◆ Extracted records
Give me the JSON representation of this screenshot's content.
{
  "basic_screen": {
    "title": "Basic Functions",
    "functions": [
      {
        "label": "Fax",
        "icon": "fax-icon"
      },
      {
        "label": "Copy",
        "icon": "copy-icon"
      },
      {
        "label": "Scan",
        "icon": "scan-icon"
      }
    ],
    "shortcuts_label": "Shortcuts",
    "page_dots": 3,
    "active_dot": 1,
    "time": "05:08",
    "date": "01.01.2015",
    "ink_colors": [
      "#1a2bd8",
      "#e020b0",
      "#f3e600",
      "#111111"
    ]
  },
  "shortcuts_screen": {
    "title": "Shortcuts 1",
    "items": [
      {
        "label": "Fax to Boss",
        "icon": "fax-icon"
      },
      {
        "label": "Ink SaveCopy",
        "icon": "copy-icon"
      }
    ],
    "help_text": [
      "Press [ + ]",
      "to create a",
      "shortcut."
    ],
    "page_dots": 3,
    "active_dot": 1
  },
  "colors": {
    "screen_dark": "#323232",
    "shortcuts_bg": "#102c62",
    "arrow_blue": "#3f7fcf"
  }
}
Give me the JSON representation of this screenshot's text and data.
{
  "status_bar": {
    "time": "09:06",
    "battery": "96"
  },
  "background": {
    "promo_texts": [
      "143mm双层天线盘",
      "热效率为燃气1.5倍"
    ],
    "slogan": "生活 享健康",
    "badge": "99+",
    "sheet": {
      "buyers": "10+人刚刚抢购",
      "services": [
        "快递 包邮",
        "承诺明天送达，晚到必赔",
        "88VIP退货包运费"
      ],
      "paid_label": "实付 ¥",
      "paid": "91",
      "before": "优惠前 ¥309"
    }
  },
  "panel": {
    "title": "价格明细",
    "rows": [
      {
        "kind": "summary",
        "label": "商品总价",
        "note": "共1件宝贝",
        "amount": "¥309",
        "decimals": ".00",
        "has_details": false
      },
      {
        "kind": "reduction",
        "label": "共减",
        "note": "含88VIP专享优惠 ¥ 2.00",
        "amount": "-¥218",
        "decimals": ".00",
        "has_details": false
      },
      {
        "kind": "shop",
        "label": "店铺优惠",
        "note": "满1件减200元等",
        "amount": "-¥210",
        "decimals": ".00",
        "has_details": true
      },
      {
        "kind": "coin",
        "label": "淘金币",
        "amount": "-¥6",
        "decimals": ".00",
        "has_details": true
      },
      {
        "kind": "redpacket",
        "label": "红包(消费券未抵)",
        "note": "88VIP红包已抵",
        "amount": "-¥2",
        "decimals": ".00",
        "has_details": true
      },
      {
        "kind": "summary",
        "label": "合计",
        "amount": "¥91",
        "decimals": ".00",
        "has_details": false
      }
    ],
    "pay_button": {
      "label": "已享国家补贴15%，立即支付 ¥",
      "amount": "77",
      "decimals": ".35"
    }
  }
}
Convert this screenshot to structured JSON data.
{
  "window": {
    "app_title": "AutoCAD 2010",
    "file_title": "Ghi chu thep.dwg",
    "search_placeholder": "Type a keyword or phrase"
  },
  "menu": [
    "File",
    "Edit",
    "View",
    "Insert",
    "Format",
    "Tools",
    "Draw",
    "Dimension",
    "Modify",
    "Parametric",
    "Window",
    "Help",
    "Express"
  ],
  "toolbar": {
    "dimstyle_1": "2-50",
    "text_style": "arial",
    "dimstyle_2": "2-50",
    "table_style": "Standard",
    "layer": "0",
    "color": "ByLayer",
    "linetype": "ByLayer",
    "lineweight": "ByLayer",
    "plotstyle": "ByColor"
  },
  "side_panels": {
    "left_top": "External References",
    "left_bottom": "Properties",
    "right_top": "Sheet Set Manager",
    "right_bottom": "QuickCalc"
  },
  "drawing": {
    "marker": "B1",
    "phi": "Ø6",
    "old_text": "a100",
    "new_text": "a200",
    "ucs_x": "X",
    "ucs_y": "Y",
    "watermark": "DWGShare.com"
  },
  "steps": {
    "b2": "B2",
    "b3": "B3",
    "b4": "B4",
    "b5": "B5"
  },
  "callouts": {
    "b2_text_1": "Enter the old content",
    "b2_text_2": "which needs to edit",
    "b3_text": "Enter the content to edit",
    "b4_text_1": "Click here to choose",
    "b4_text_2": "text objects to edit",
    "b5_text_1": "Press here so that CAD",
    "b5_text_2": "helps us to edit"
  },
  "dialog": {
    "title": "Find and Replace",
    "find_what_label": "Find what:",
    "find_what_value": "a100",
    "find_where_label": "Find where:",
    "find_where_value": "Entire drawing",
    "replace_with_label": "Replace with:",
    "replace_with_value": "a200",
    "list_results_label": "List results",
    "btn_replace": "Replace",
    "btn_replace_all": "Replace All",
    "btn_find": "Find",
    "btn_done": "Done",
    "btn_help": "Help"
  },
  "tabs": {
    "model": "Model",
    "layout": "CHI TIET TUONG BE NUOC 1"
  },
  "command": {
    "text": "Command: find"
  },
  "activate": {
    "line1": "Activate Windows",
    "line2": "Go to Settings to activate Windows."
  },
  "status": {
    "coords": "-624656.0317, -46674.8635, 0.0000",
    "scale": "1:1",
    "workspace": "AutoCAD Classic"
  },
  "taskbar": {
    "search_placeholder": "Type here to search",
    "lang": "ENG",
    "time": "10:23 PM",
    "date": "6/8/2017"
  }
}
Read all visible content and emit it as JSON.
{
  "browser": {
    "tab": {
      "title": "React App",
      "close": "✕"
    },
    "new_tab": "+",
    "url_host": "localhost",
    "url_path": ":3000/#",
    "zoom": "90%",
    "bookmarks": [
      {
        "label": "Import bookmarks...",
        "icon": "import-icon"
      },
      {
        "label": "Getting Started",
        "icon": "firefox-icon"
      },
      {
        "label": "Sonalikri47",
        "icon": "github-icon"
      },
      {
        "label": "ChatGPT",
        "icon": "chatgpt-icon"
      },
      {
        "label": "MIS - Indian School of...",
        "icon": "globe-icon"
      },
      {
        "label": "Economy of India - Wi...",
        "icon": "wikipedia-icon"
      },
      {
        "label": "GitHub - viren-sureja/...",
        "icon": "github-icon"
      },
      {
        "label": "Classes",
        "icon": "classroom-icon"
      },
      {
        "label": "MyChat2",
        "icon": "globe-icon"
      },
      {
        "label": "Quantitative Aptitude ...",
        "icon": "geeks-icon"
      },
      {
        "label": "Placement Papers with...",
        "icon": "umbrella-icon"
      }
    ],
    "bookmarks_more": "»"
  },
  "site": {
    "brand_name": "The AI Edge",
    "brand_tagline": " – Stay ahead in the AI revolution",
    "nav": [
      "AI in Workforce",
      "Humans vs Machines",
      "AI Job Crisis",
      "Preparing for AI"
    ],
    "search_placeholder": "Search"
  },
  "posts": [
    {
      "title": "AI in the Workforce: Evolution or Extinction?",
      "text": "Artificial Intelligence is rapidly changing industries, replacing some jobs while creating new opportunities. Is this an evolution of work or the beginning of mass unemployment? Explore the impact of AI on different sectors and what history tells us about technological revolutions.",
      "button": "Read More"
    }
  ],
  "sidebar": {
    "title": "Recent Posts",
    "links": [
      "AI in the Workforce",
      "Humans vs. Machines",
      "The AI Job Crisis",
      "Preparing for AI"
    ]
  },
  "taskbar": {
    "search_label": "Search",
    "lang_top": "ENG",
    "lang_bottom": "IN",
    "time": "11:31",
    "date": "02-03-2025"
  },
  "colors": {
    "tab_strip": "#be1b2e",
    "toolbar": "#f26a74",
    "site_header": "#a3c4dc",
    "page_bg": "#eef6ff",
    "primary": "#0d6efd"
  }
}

◆ Request
Identify the lines above with the word "representation". Copy them.

◆ Problem solution
Give me the JSON representation of this screenshot's content.
Give me the JSON representation of this screenshot's text and data.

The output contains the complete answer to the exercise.